## INSTRUCTION
Which lines hold the word "CTRL"? Copy each of them from the material.

## INFORMATION SHOWN
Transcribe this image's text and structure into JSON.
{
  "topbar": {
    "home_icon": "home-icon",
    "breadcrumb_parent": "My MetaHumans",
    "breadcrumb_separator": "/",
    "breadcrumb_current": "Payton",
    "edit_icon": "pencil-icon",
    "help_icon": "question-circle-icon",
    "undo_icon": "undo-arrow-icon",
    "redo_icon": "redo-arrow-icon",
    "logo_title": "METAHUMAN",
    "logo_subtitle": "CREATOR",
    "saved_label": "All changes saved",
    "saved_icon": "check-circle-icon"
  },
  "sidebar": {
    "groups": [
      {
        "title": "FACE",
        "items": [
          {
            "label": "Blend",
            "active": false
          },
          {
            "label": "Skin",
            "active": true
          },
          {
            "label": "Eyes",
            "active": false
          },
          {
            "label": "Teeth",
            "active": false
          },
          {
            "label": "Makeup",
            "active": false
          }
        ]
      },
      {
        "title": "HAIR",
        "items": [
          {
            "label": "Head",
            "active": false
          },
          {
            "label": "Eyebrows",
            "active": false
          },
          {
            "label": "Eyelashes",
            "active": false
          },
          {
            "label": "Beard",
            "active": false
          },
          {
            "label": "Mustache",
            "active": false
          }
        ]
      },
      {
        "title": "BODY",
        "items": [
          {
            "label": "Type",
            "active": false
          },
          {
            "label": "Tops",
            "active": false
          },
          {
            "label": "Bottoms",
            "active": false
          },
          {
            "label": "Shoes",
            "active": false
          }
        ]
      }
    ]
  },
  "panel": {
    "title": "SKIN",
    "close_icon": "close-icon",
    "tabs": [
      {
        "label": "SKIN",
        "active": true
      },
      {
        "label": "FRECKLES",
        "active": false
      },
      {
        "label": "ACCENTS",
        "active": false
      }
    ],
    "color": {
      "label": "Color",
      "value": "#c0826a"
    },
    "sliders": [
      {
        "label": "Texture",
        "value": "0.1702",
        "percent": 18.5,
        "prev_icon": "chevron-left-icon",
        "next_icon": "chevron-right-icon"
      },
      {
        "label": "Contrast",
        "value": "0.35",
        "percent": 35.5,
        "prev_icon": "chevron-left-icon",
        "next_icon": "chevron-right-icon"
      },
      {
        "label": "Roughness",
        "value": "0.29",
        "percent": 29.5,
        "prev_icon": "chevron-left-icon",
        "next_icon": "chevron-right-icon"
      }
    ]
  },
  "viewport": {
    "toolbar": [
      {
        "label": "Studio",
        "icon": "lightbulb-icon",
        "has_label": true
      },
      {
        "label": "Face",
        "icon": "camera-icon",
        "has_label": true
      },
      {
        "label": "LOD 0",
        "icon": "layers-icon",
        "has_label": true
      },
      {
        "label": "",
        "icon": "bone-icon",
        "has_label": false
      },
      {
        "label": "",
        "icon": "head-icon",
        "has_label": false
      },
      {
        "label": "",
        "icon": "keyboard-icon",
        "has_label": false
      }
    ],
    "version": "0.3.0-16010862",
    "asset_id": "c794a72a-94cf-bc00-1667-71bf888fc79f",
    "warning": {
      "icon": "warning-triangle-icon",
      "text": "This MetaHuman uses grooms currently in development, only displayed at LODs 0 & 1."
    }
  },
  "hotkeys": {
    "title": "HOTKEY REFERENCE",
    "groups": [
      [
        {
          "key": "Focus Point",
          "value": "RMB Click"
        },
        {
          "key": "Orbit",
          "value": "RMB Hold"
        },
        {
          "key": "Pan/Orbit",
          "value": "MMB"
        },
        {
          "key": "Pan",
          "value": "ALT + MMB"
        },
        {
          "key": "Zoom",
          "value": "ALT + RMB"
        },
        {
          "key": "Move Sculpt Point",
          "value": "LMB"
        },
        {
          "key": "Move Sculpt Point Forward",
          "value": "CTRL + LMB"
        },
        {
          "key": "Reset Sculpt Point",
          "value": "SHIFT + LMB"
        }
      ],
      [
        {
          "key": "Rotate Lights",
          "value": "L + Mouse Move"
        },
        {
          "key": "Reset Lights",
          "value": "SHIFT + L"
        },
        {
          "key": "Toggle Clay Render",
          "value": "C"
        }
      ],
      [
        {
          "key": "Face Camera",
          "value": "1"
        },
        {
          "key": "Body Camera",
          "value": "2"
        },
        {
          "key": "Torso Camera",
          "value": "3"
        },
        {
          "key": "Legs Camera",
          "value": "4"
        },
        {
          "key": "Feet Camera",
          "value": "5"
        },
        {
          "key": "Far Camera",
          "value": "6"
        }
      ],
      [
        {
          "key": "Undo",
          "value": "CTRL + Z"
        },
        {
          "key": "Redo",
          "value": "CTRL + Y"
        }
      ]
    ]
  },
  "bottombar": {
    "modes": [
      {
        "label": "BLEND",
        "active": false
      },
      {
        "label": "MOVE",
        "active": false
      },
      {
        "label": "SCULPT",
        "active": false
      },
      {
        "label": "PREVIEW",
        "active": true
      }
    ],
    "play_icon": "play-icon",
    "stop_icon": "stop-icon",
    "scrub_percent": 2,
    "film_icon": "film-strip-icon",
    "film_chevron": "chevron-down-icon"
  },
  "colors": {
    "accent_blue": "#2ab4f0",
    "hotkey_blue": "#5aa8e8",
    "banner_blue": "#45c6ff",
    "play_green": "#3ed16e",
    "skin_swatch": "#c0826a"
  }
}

## FINAL RESULT
          "value": "CTRL + LMB"
          "value": "CTRL + Z"
          "value": "CTRL + Y"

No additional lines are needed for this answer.